[Part of a data file]
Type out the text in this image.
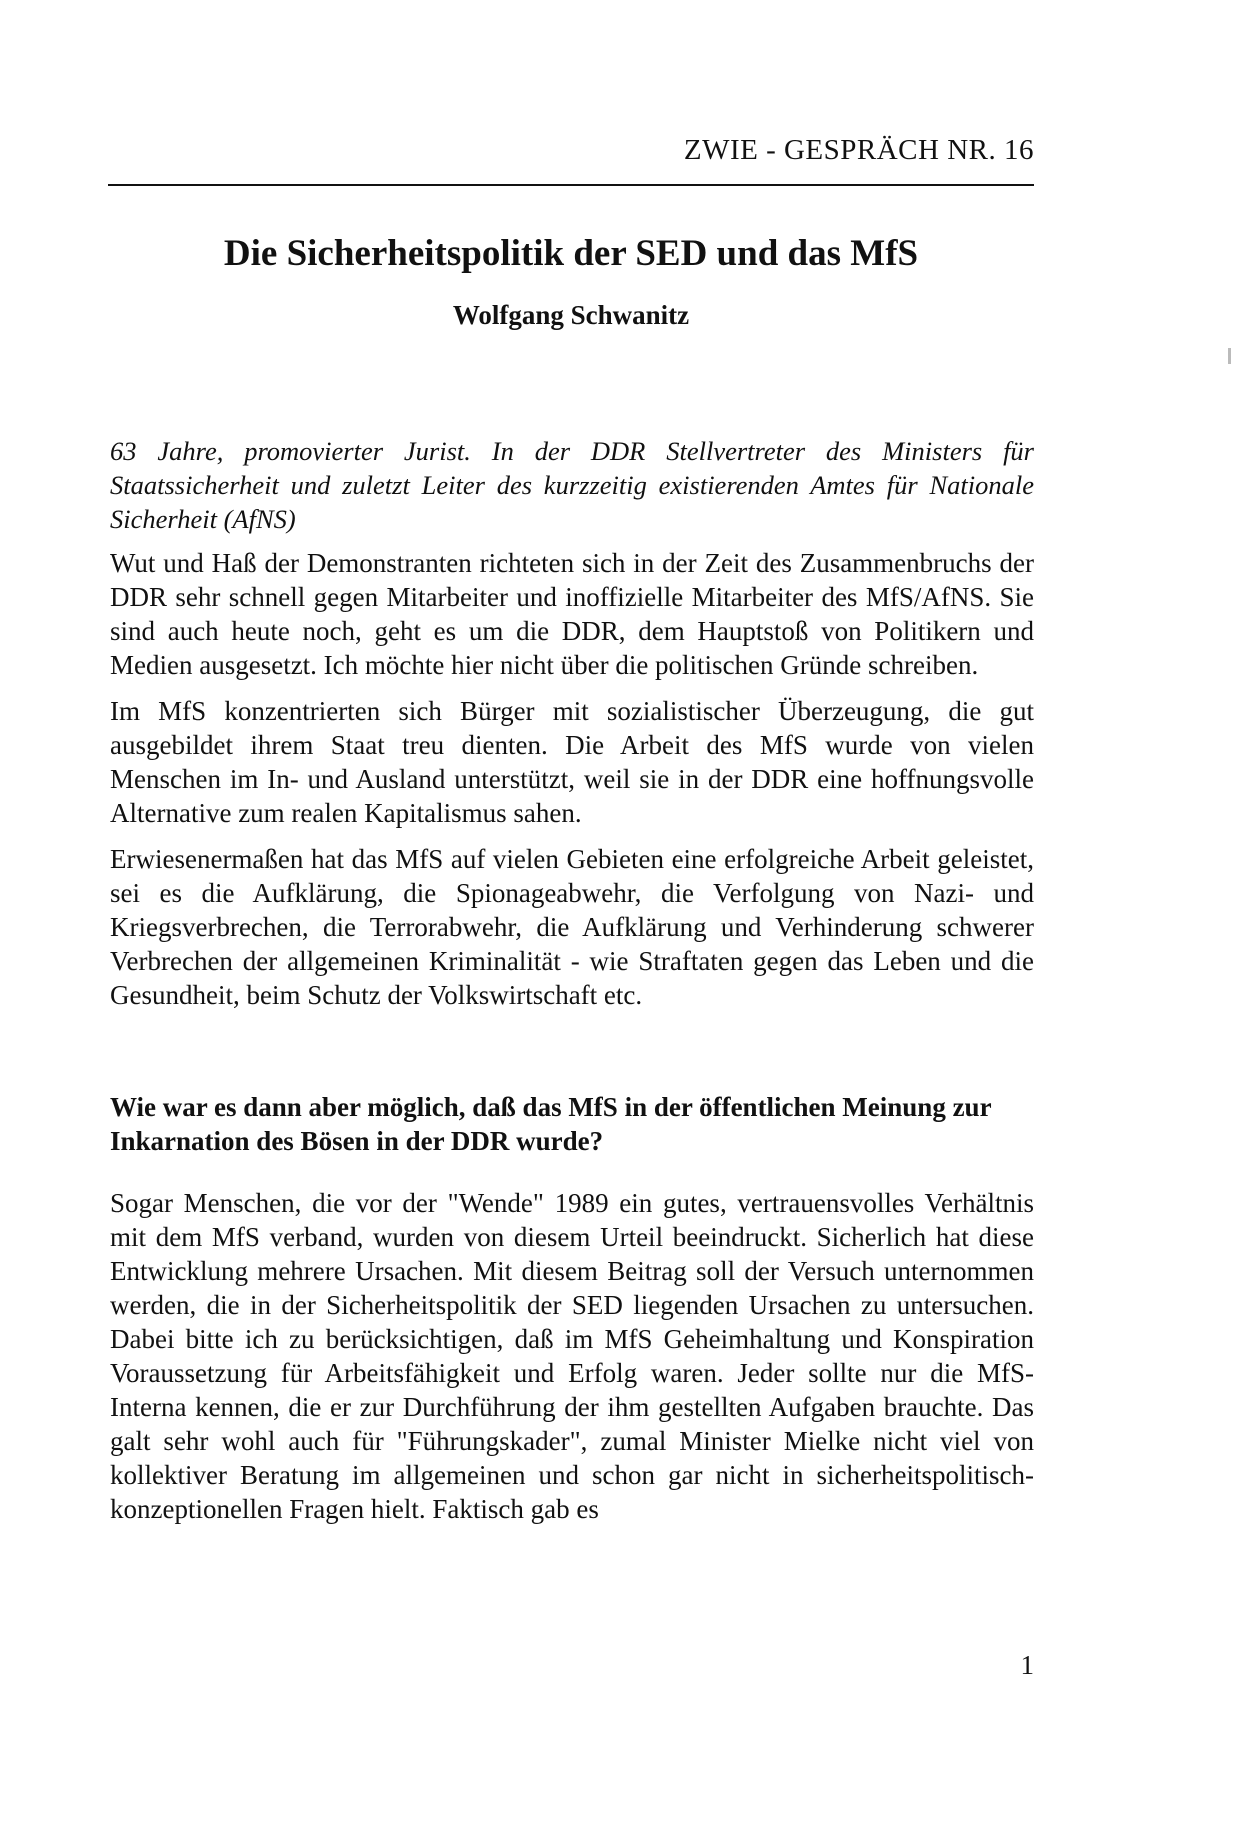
ZWIE - GESPRÄCH NR. 16
Die Sicherheitspolitik der SED und das MfS
Wolfgang Schwanitz

63 Jahre, promovierter Jurist. In der DDR Stellvertreter des Ministers für Staatssicherheit und zuletzt Leiter des kurzzeitig existierenden Amtes für Nationale Sicherheit (AfNS)

Wut und Haß der Demonstranten richteten sich in der Zeit des Zusammenbruchs der DDR sehr schnell gegen Mitarbeiter und inoffizielle Mitarbeiter des MfS/AfNS. Sie sind auch heute noch, geht es um die DDR, dem Hauptstoß von Politikern und Medien ausgesetzt. Ich möchte hier nicht über die politischen Gründe schreiben.

Im MfS konzentrierten sich Bürger mit sozialistischer Überzeugung, die gut ausgebildet ihrem Staat treu dienten. Die Arbeit des MfS wurde von vielen Menschen im In- und Ausland unterstützt, weil sie in der DDR eine hoffnungsvolle Alternative zum realen Kapitalismus sahen.

Erwiesenermaßen hat das MfS auf vielen Gebieten eine erfolgreiche Arbeit geleistet, sei es die Aufklärung, die Spionageabwehr, die Verfolgung von Nazi- und Kriegsverbrechen, die Terrorabwehr, die Aufklärung und Verhinderung schwerer Verbrechen der allgemeinen Kriminalität - wie Straftaten gegen das Leben und die Gesundheit, beim Schutz der Volkswirtschaft etc.

Wie war es dann aber möglich, daß das MfS in der öffentlichen Meinung zur Inkarnation des Bösen in der DDR wurde?

Sogar Menschen, die vor der "Wende" 1989 ein gutes, vertrauensvolles Verhältnis mit dem MfS verband, wurden von diesem Urteil beeindruckt. Sicherlich hat diese Entwicklung mehrere Ursachen. Mit diesem Beitrag soll der Versuch unternommen werden, die in der Sicherheitspolitik der SED liegenden Ursachen zu untersuchen. Dabei bitte ich zu berücksichtigen, daß im MfS Geheimhaltung und Konspiration Voraussetzung für Arbeitsfähigkeit und Erfolg waren. Jeder sollte nur die MfS-Interna kennen, die er zur Durchführung der ihm gestellten Aufgaben brauchte. Das galt sehr wohl auch für "Führungskader", zumal Minister Mielke nicht viel von kollektiver Beratung im allgemeinen und schon gar nicht in sicherheitspolitisch-konzeptionellen Fragen hielt. Faktisch gab es

1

## The problem
Read the entries and pick out all lines that include the word "gegen".

## Written response
Wut und Haß der Demonstranten richteten sich in der Zeit des Zusammenbruchs der DDR sehr schnell gegen Mitarbeiter und inoffizielle Mitarbeiter des MfS/AfNS. Sie sind auch heute noch, geht es um die DDR, dem Hauptstoß von Politikern und Medien ausgesetzt. Ich möchte hier nicht über die politischen Gründe schreiben.
Erwiesenermaßen hat das MfS auf vielen Gebieten eine erfolgreiche Arbeit geleistet, sei es die Aufklärung, die Spionageabwehr, die Verfolgung von Nazi- und Kriegsverbrechen, die Terrorabwehr, die Aufklärung und Verhinderung schwerer Verbrechen der allgemeinen Kriminalität - wie Straftaten gegen das Leben und die Gesundheit, beim Schutz der Volkswirtschaft etc.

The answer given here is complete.